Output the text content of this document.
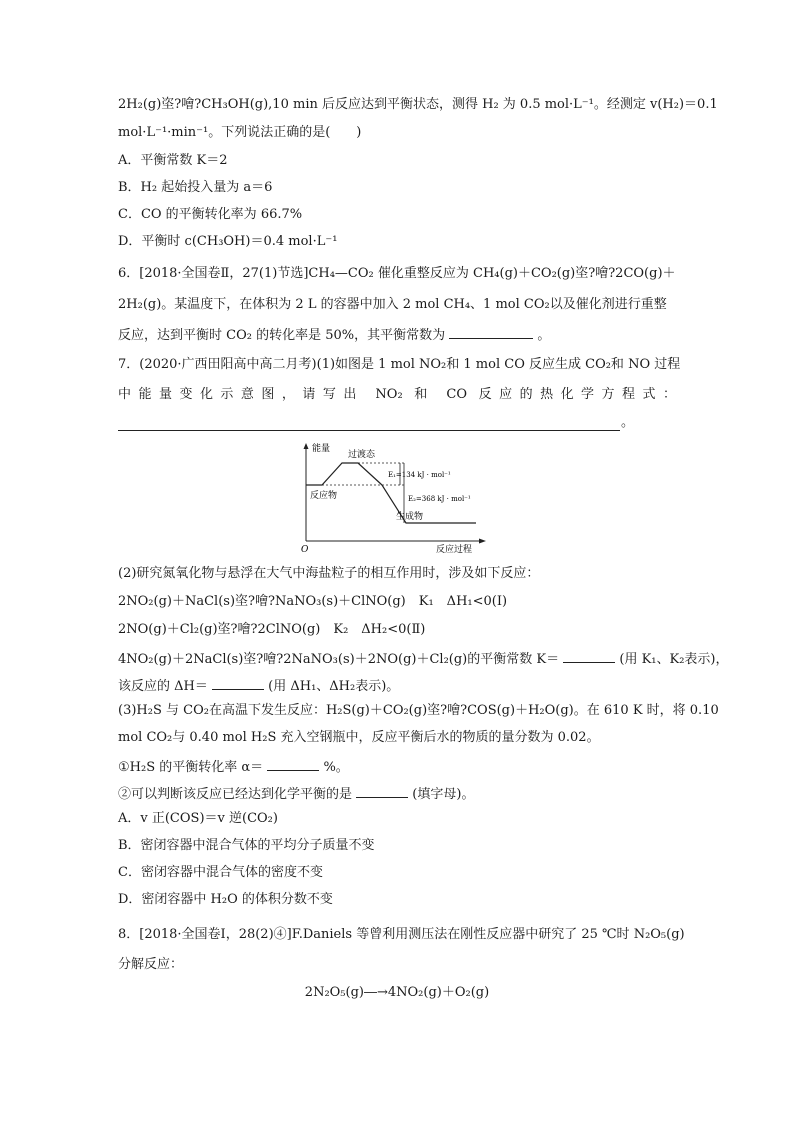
2H₂(g)垐?噲?CH₃OH(g),10 min 后反应达到平衡状态，测得 H₂ 为 0.5 mol·L⁻¹。经测定 v(H₂)＝0.1
mol·L⁻¹·min⁻¹。下列说法正确的是(　　)
A．平衡常数 K＝2
B．H₂ 起始投入量为 a＝6
C．CO 的平衡转化率为 66.7%
D．平衡时 c(CH₃OH)＝0.4 mol·L⁻¹
6．[2018·全国卷Ⅱ，27(1)节选]CH₄—CO₂ 催化重整反应为 CH₄(g)＋CO₂(g)垐?噲?2CO(g)＋
2H₂(g)。某温度下，在体积为 2 L 的容器中加入 2 mol CH₄、1 mol CO₂以及催化剂进行重整
反应，达到平衡时 CO₂ 的转化率是 50%，其平衡常数为	。
7．(2020·广西田阳高中高二月考)(1)如图是 1 mol NO₂和 1 mol CO 反应生成 CO₂和 NO 过程
中能量变化示意图，请写出 NO₂ 和 CO 反应的热化学方程式：
。
能量
过渡态
反应物
生成物
E₁=134 kJ · mol⁻¹
E₂=368 kJ · mol⁻¹
O	反应过程
(2)研究氮氧化物与悬浮在大气中海盐粒子的相互作用时，涉及如下反应：
2NO₂(g)＋NaCl(s)垐?噲?NaNO₃(s)＋ClNO(g)　K₁　ΔH₁<0(Ⅰ)
2NO(g)＋Cl₂(g)垐?噲?2ClNO(g)　K₂　ΔH₂<0(Ⅱ)
4NO₂(g)＋2NaCl(s)垐?噲?2NaNO₃(s)＋2NO(g)＋Cl₂(g)的平衡常数 K＝	(用 K₁、K₂表示)，
该反应的 ΔH＝	(用 ΔH₁、ΔH₂表示)。
(3)H₂S 与 CO₂在高温下发生反应：H₂S(g)＋CO₂(g)垐?噲?COS(g)＋H₂O(g)。在 610 K 时，将 0.10
mol CO₂与 0.40 mol H₂S 充入空钢瓶中，反应平衡后水的物质的量分数为 0.02。
①H₂S 的平衡转化率 α＝	%。
②可以判断该反应已经达到化学平衡的是	(填字母)。
A．v 正(COS)＝v 逆(CO₂)
B．密闭容器中混合气体的平均分子质量不变
C．密闭容器中混合气体的密度不变
D．密闭容器中 H₂O 的体积分数不变
8．[2018·全国卷Ⅰ，28(2)④]F.Daniels 等曾利用测压法在刚性反应器中研究了 25 ℃时 N₂O₅(g)
分解反应：
2N₂O₅(g)―→4NO₂(g)＋O₂(g)
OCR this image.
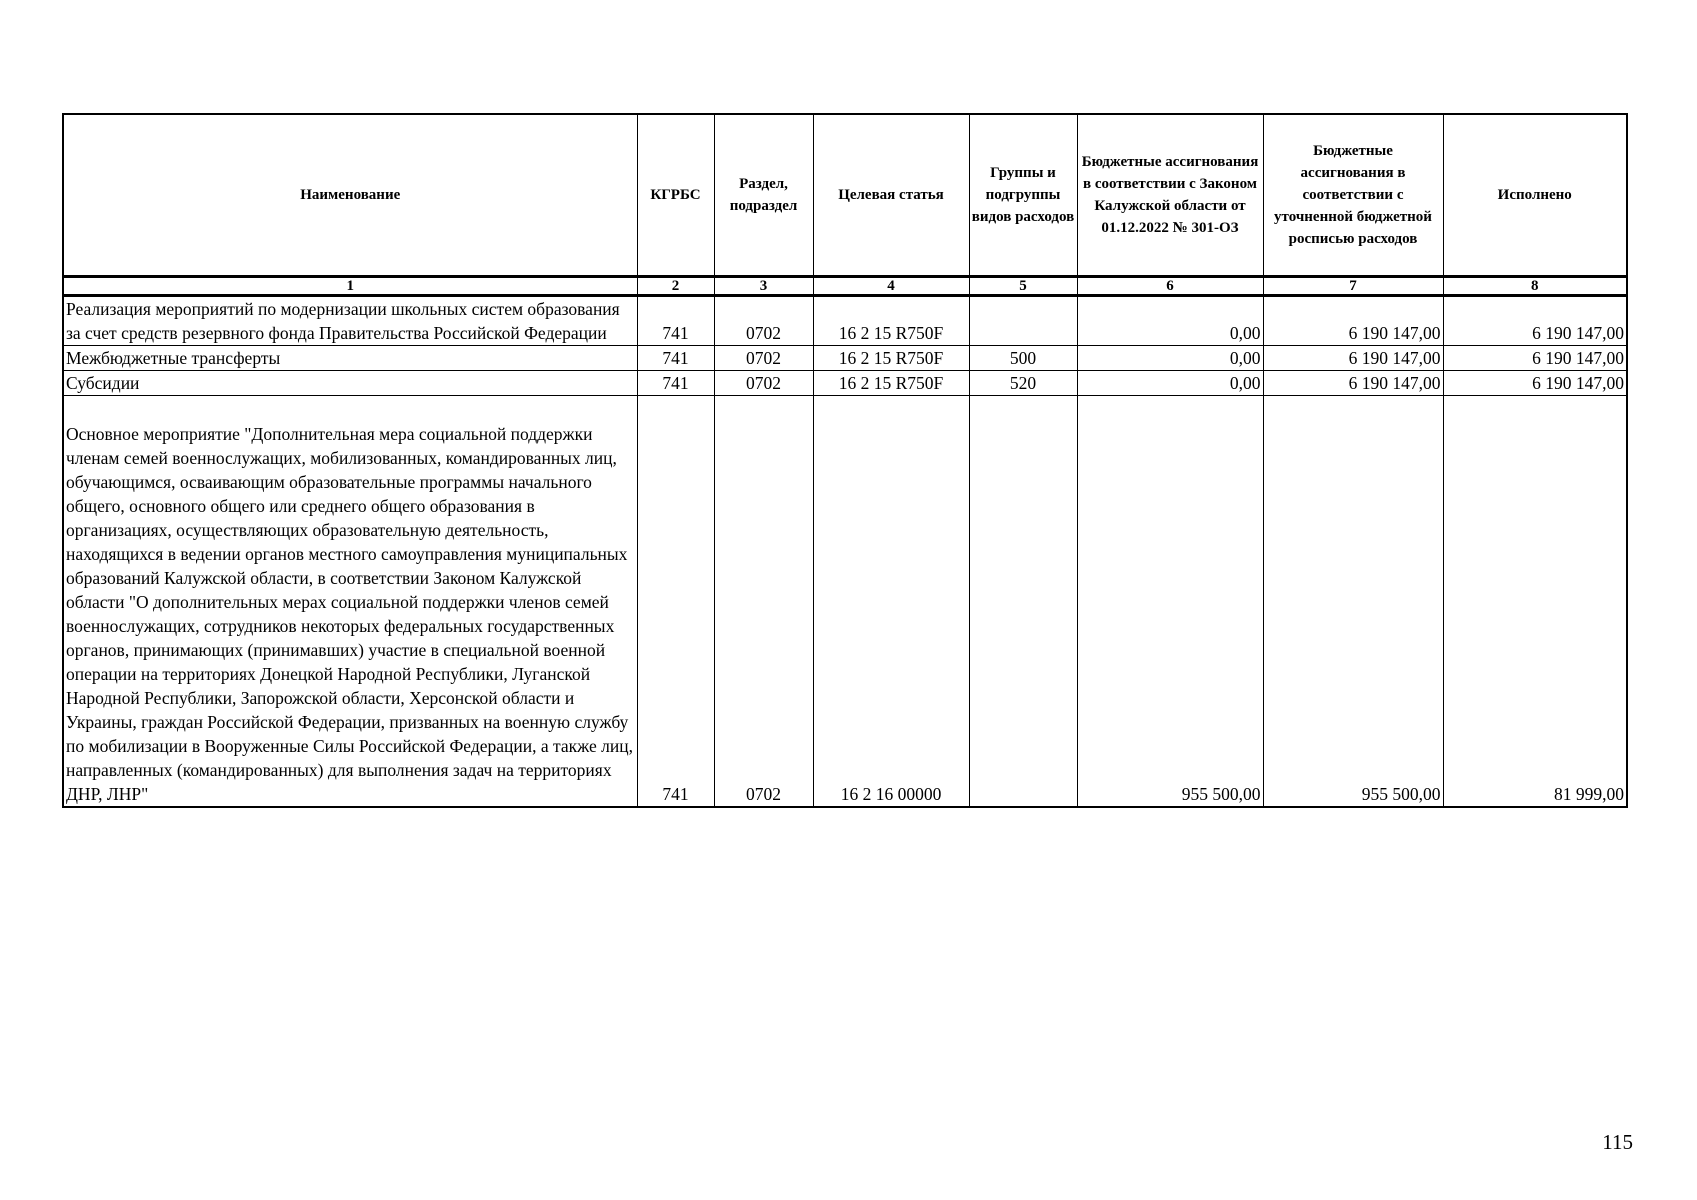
Наименование	КГРБС	Раздел, подраздел	Целевая статья	Группы и подгруппы видов расходов	Бюджетные ассигнования в соответствии с Законом Калужской области от 01.12.2022 № 301-ОЗ	Бюджетные ассигнования в соответствии с уточненной бюджетной росписью расходов	Исполнено
1	2	3	4	5	6	7	8
Реализация мероприятий по модернизации школьных систем образования за счет средств резервного фонда Правительства Российской Федерации	741	0702	16 2 15 R750F		0,00	6 190 147,00	6 190 147,00
Межбюджетные трансферты	741	0702	16 2 15 R750F	500	0,00	6 190 147,00	6 190 147,00
Субсидии	741	0702	16 2 15 R750F	520	0,00	6 190 147,00	6 190 147,00
Основное мероприятие "Дополнительная мера социальной поддержки членам семей военнослужащих, мобилизованных, командированных лиц, обучающимся, осваивающим образовательные программы начального общего, основного общего или среднего общего образования в организациях, осуществляющих образовательную деятельность, находящихся в ведении органов местного самоуправления муниципальных образований Калужской области, в соответствии Законом Калужской области "О дополнительных мерах социальной поддержки членов семей военнослужащих, сотрудников некоторых федеральных государственных органов, принимающих (принимавших) участие в специальной военной операции на территориях Донецкой Народной Республики, Луганской Народной Республики, Запорожской области, Херсонской области и Украины, граждан Российской Федерации, призванных на военную службу по мобилизации в Вооруженные Силы Российской Федерации, а также лиц, направленных (командированных) для выполнения задач на территориях ДНР, ЛНР"	741	0702	16 2 16 00000		955 500,00	955 500,00	81 999,00
115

## TASK DETAILS
Every entry above is to be set down exactly; the pictures are to be left out.

## SOLUTION TO THIS TASK
Output the text content of this document.
2H₂(g)垐?噲?CH₃OH(g),10 min 后反应达到平衡状态，测得 H₂ 为 0.5 mol·L⁻¹。经测定 v(H₂)＝0.1
mol·L⁻¹·min⁻¹。下列说法正确的是(　　)
A．平衡常数 K＝2
B．H₂ 起始投入量为 a＝6
C．CO 的平衡转化率为 66.7%
D．平衡时 c(CH₃OH)＝0.4 mol·L⁻¹
6．[2018·全国卷Ⅱ，27(1)节选]CH₄—CO₂ 催化重整反应为 CH₄(g)＋CO₂(g)垐?噲?2CO(g)＋
2H₂(g)。某温度下，在体积为 2 L 的容器中加入 2 mol CH₄、1 mol CO₂以及催化剂进行重整
反应，达到平衡时 CO₂ 的转化率是 50%，其平衡常数为	。
7．(2020·广西田阳高中高二月考)(1)如图是 1 mol NO₂和 1 mol CO 反应生成 CO₂和 NO 过程
中能量变化示意图，请写出 NO₂ 和 CO 反应的热化学方程式：
。
能量
过渡态
反应物
生成物
E₁=134 kJ · mol⁻¹
E₂=368 kJ · mol⁻¹
O	反应过程
(2)研究氮氧化物与悬浮在大气中海盐粒子的相互作用时，涉及如下反应：
2NO₂(g)＋NaCl(s)垐?噲?NaNO₃(s)＋ClNO(g)　K₁　ΔH₁<0(Ⅰ)
2NO(g)＋Cl₂(g)垐?噲?2ClNO(g)　K₂　ΔH₂<0(Ⅱ)
4NO₂(g)＋2NaCl(s)垐?噲?2NaNO₃(s)＋2NO(g)＋Cl₂(g)的平衡常数 K＝	(用 K₁、K₂表示)，
该反应的 ΔH＝	(用 ΔH₁、ΔH₂表示)。
(3)H₂S 与 CO₂在高温下发生反应：H₂S(g)＋CO₂(g)垐?噲?COS(g)＋H₂O(g)。在 610 K 时，将 0.10
mol CO₂与 0.40 mol H₂S 充入空钢瓶中，反应平衡后水的物质的量分数为 0.02。
①H₂S 的平衡转化率 α＝	%。
②可以判断该反应已经达到化学平衡的是	(填字母)。
A．v 正(COS)＝v 逆(CO₂)
B．密闭容器中混合气体的平均分子质量不变
C．密闭容器中混合气体的密度不变
D．密闭容器中 H₂O 的体积分数不变
8．[2018·全国卷Ⅰ，28(2)④]F.Daniels 等曾利用测压法在刚性反应器中研究了 25 ℃时 N₂O₅(g)
分解反应：
2N₂O₅(g)―→4NO₂(g)＋O₂(g)
OCR this image.
Наименование	КГРБС	Раздел, подраздел	Целевая статья	Группы и подгруппы видов расходов	Бюджетные ассигнования в соответствии с Законом Калужской области от 01.12.2022 № 301-ОЗ	Бюджетные ассигнования в соответствии с уточненной бюджетной росписью расходов	Исполнено
1	2	3	4	5	6	7	8
Реализация мероприятий по модернизации школьных систем образования за счет средств резервного фонда Правительства Российской Федерации	741	0702	16 2 15 R750F		0,00	6 190 147,00	6 190 147,00
Межбюджетные трансферты	741	0702	16 2 15 R750F	500	0,00	6 190 147,00	6 190 147,00
Субсидии	741	0702	16 2 15 R750F	520	0,00	6 190 147,00	6 190 147,00
Основное мероприятие "Дополнительная мера социальной поддержки членам семей военнослужащих, мобилизованных, командированных лиц, обучающимся, осваивающим образовательные программы начального общего, основного общего или среднего общего образования в организациях, осуществляющих образовательную деятельность, находящихся в ведении органов местного самоуправления муниципальных образований Калужской области, в соответствии Законом Калужской области "О дополнительных мерах социальной поддержки членов семей военнослужащих, сотрудников некоторых федеральных государственных органов, принимающих (принимавших) участие в специальной военной операции на территориях Донецкой Народной Республики, Луганской Народной Республики, Запорожской области, Херсонской области и Украины, граждан Российской Федерации, призванных на военную службу по мобилизации в Вооруженные Силы Российской Федерации, а также лиц, направленных (командированных) для выполнения задач на территориях ДНР, ЛНР"	741	0702	16 2 16 00000		955 500,00	955 500,00	81 999,00
115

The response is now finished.